TASK:
All entries below are to be set down again, identical to the source.

THE INPUT:
# # #

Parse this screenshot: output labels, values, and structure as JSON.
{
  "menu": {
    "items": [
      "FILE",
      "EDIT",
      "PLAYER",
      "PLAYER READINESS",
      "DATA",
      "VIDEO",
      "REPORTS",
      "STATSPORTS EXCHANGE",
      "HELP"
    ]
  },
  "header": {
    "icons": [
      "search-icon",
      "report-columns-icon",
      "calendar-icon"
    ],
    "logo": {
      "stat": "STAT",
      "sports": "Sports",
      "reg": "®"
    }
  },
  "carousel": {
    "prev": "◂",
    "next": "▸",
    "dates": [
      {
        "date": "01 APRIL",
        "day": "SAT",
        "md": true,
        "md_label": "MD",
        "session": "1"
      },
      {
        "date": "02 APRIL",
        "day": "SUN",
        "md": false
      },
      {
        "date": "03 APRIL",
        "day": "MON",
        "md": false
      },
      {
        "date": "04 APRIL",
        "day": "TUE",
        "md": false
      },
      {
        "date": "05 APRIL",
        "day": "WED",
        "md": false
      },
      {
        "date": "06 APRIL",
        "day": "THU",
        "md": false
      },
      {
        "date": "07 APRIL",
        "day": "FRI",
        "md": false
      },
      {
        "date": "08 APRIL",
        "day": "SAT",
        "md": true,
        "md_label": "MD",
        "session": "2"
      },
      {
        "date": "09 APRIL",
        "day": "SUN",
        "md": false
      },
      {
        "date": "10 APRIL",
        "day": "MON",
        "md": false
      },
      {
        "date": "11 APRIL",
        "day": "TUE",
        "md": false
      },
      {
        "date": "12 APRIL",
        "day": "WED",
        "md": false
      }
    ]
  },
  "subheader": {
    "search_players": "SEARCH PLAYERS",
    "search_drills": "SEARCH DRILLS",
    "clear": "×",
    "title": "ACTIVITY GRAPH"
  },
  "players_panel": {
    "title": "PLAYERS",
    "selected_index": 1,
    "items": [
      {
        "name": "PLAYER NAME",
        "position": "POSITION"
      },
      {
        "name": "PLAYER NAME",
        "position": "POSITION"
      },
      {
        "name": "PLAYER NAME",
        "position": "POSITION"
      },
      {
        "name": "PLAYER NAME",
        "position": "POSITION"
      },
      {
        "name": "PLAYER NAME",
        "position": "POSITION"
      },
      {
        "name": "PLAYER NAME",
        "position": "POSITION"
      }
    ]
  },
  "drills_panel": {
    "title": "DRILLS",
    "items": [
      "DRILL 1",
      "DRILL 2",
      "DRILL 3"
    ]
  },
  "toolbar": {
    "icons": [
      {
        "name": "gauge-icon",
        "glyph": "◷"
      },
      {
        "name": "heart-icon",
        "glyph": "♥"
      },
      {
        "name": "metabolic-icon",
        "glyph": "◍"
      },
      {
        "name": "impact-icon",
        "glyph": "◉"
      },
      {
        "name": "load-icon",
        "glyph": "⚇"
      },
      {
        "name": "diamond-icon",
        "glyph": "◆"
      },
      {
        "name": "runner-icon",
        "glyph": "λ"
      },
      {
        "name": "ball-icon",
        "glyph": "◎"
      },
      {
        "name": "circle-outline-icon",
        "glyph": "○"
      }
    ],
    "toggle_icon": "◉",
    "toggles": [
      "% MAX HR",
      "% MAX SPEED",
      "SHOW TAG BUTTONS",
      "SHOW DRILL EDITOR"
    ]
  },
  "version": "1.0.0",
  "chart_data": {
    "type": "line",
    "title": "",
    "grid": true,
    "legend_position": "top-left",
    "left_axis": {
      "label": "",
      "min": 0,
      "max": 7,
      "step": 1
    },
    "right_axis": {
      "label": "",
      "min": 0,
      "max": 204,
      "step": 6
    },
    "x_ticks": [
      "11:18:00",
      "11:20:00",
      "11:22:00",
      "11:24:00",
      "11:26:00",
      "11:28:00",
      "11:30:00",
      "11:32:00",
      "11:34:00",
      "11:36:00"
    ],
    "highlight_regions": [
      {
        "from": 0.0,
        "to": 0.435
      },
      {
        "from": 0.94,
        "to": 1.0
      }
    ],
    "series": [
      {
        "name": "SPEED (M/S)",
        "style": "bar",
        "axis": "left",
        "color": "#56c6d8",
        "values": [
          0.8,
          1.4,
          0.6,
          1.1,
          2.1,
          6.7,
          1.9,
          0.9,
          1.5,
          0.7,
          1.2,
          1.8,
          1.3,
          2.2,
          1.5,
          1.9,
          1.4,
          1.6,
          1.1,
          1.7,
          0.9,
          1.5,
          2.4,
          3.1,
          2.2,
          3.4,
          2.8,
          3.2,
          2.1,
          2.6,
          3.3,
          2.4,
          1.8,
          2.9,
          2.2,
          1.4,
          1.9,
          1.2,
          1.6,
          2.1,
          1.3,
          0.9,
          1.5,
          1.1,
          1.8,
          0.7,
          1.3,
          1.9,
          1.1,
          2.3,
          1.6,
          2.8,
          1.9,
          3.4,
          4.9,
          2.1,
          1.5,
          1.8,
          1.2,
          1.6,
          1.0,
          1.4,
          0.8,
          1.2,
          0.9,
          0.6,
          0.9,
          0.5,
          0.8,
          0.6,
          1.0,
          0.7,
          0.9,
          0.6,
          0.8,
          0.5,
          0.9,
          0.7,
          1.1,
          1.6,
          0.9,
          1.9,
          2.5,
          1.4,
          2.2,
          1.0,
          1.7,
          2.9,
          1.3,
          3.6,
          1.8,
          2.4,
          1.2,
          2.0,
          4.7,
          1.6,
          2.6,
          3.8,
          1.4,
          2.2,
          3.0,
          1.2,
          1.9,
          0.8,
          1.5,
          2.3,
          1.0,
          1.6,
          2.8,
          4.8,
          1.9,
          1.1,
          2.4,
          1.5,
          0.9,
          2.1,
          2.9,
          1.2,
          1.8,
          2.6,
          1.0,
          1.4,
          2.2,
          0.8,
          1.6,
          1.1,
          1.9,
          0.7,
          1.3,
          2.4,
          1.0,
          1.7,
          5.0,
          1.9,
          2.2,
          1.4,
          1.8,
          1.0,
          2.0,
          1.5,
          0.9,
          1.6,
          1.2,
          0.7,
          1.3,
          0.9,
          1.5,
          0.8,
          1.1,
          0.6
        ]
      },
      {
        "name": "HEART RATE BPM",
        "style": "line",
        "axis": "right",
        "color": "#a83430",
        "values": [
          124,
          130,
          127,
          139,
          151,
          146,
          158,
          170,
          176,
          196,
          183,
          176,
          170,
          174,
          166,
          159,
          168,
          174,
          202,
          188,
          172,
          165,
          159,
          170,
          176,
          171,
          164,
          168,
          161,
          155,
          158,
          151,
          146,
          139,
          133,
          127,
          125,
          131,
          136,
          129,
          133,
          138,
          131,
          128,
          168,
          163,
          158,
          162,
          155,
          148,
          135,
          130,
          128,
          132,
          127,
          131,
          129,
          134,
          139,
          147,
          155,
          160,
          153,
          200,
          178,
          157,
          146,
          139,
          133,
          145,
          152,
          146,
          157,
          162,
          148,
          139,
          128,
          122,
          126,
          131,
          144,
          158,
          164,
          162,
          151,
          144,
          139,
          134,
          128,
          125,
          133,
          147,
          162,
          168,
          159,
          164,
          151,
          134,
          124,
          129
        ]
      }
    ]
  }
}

# # #

CORRECT RESPONSE:
Parse this screenshot: output labels, values, and structure as JSON.
{
  "menu": {
    "items": [
      "FILE",
      "EDIT",
      "PLAYER",
      "PLAYER READINESS",
      "DATA",
      "VIDEO",
      "REPORTS",
      "STATSPORTS EXCHANGE",
      "HELP"
    ]
  },
  "header": {
    "icons": [
      "search-icon",
      "report-columns-icon",
      "calendar-icon"
    ],
    "logo": {
      "stat": "STAT",
      "sports": "Sports",
      "reg": "®"
    }
  },
  "carousel": {
    "prev": "◂",
    "next": "▸",
    "dates": [
      {
        "date": "01 APRIL",
        "day": "SAT",
        "md": true,
        "md_label": "MD",
        "session": "1"
      },
      {
        "date": "02 APRIL",
        "day": "SUN",
        "md": false
      },
      {
        "date": "03 APRIL",
        "day": "MON",
        "md": false
      },
      {
        "date": "04 APRIL",
        "day": "TUE",
        "md": false
      },
      {
        "date": "05 APRIL",
        "day": "WED",
        "md": false
      },
      {
        "date": "06 APRIL",
        "day": "THU",
        "md": false
      },
      {
        "date": "07 APRIL",
        "day": "FRI",
        "md": false
      },
      {
        "date": "08 APRIL",
        "day": "SAT",
        "md": true,
        "md_label": "MD",
        "session": "2"
      },
      {
        "date": "09 APRIL",
        "day": "SUN",
        "md": false
      },
      {
        "date": "10 APRIL",
        "day": "MON",
        "md": false
      },
      {
        "date": "11 APRIL",
        "day": "TUE",
        "md": false
      },
      {
        "date": "12 APRIL",
        "day": "WED",
        "md": false
      }
    ]
  },
  "subheader": {
    "search_players": "SEARCH PLAYERS",
    "search_drills": "SEARCH DRILLS",
    "clear": "×",
    "title": "ACTIVITY GRAPH"
  },
  "players_panel": {
    "title": "PLAYERS",
    "selected_index": 1,
    "items": [
      {
        "name": "PLAYER NAME",
        "position": "POSITION"
      },
      {
        "name": "PLAYER NAME",
        "position": "POSITION"
      },
      {
        "name": "PLAYER NAME",
        "position": "POSITION"
      },
      {
        "name": "PLAYER NAME",
        "position": "POSITION"
      },
      {
        "name": "PLAYER NAME",
        "position": "POSITION"
      },
      {
        "name": "PLAYER NAME",
        "position": "POSITION"
      }
    ]
  },
  "drills_panel": {
    "title": "DRILLS",
    "items": [
      "DRILL 1",
      "DRILL 2",
      "DRILL 3"
    ]
  },
  "toolbar": {
    "icons": [
      {
        "name": "gauge-icon",
        "glyph": "◷"
      },
      {
        "name": "heart-icon",
        "glyph": "♥"
      },
      {
        "name": "metabolic-icon",
        "glyph": "◍"
      },
      {
        "name": "impact-icon",
        "glyph": "◉"
      },
      {
        "name": "load-icon",
        "glyph": "⚇"
      },
      {
        "name": "diamond-icon",
        "glyph": "◆"
      },
      {
        "name": "runner-icon",
        "glyph": "λ"
      },
      {
        "name": "ball-icon",
        "glyph": "◎"
      },
      {
        "name": "circle-outline-icon",
        "glyph": "○"
      }
    ],
    "toggle_icon": "◉",
    "toggles": [
      "% MAX HR",
      "% MAX SPEED",
      "SHOW TAG BUTTONS",
      "SHOW DRILL EDITOR"
    ]
  },
  "version": "1.0.0",
  "chart_data": {
    "type": "line",
    "title": "",
    "grid": true,
    "legend_position": "top-left",
    "left_axis": {
      "label": "",
      "min": 0,
      "max": 7,
      "step": 1
    },
    "right_axis": {
      "label": "",
      "min": 0,
      "max": 204,
      "step": 6
    },
    "x_ticks": [
      "11:18:00",
      "11:20:00",
      "11:22:00",
      "11:24:00",
      "11:26:00",
      "11:28:00",
      "11:30:00",
      "11:32:00",
      "11:34:00",
      "11:36:00"
    ],
    "highlight_regions": [
      {
        "from": 0.0,
        "to": 0.435
      },
      {
        "from": 0.94,
        "to": 1.0
      }
    ],
    "series": [
      {
        "name": "SPEED (M/S)",
        "style": "bar",
        "axis": "left",
        "color": "#56c6d8",
        "values": [
          0.8,
          1.4,
          0.6,
          1.1,
          2.1,
          6.7,
          1.9,
          0.9,
          1.5,
          0.7,
          1.2,
          1.8,
          1.3,
          2.2,
          1.5,
          1.9,
          1.4,
          1.6,
          1.1,
          1.7,
          0.9,
          1.5,
          2.4,
          3.1,
          2.2,
          3.4,
          2.8,
          3.2,
          2.1,
          2.6,
          3.3,
          2.4,
          1.8,
          2.9,
          2.2,
          1.4,
          1.9,
          1.2,
          1.6,
          2.1,
          1.3,
          0.9,
          1.5,
          1.1,
          1.8,
          0.7,
          1.3,
          1.9,
          1.1,
          2.3,
          1.6,
          2.8,
          1.9,
          3.4,
          4.9,
          2.1,
          1.5,
          1.8,
          1.2,
          1.6,
          1.0,
          1.4,
          0.8,
          1.2,
          0.9,
          0.6,
          0.9,
          0.5,
          0.8,
          0.6,
          1.0,
          0.7,
          0.9,
          0.6,
          0.8,
          0.5,
          0.9,
          0.7,
          1.1,
          1.6,
          0.9,
          1.9,
          2.5,
          1.4,
          2.2,
          1.0,
          1.7,
          2.9,
          1.3,
          3.6,
          1.8,
          2.4,
          1.2,
          2.0,
          4.7,
          1.6,
          2.6,
          3.8,
          1.4,
          2.2,
          3.0,
          1.2,
          1.9,
          0.8,
          1.5,
          2.3,
          1.0,
          1.6,
          2.8,
          4.8,
          1.9,
          1.1,
          2.4,
          1.5,
          0.9,
          2.1,
          2.9,
          1.2,
          1.8,
          2.6,
          1.0,
          1.4,
          2.2,
          0.8,
          1.6,
          1.1,
          1.9,
          0.7,
          1.3,
          2.4,
          1.0,
          1.7,
          5.0,
          1.9,
          2.2,
          1.4,
          1.8,
          1.0,
          2.0,
          1.5,
          0.9,
          1.6,
          1.2,
          0.7,
          1.3,
          0.9,
          1.5,
          0.8,
          1.1,
          0.6
        ]
      },
      {
        "name": "HEART RATE BPM",
        "style": "line",
        "axis": "right",
        "color": "#a83430",
        "values": [
          124,
          130,
          127,
          139,
          151,
          146,
          158,
          170,
          176,
          196,
          183,
          176,
          170,
          174,
          166,
          159,
          168,
          174,
          202,
          188,
          172,
          165,
          159,
          170,
          176,
          171,
          164,
          168,
          161,
          155,
          158,
          151,
          146,
          139,
          133,
          127,
          125,
          131,
          136,
          129,
          133,
          138,
          131,
          128,
          168,
          163,
          158,
          162,
          155,
          148,
          135,
          130,
          128,
          132,
          127,
          131,
          129,
          134,
          139,
          147,
          155,
          160,
          153,
          200,
          178,
          157,
          146,
          139,
          133,
          145,
          152,
          146,
          157,
          162,
          148,
          139,
          128,
          122,
          126,
          131,
          144,
          158,
          164,
          162,
          151,
          144,
          139,
          134,
          128,
          125,
          133,
          147,
          162,
          168,
          159,
          164,
          151,
          134,
          124,
          129
        ]
      }
    ]
  }
}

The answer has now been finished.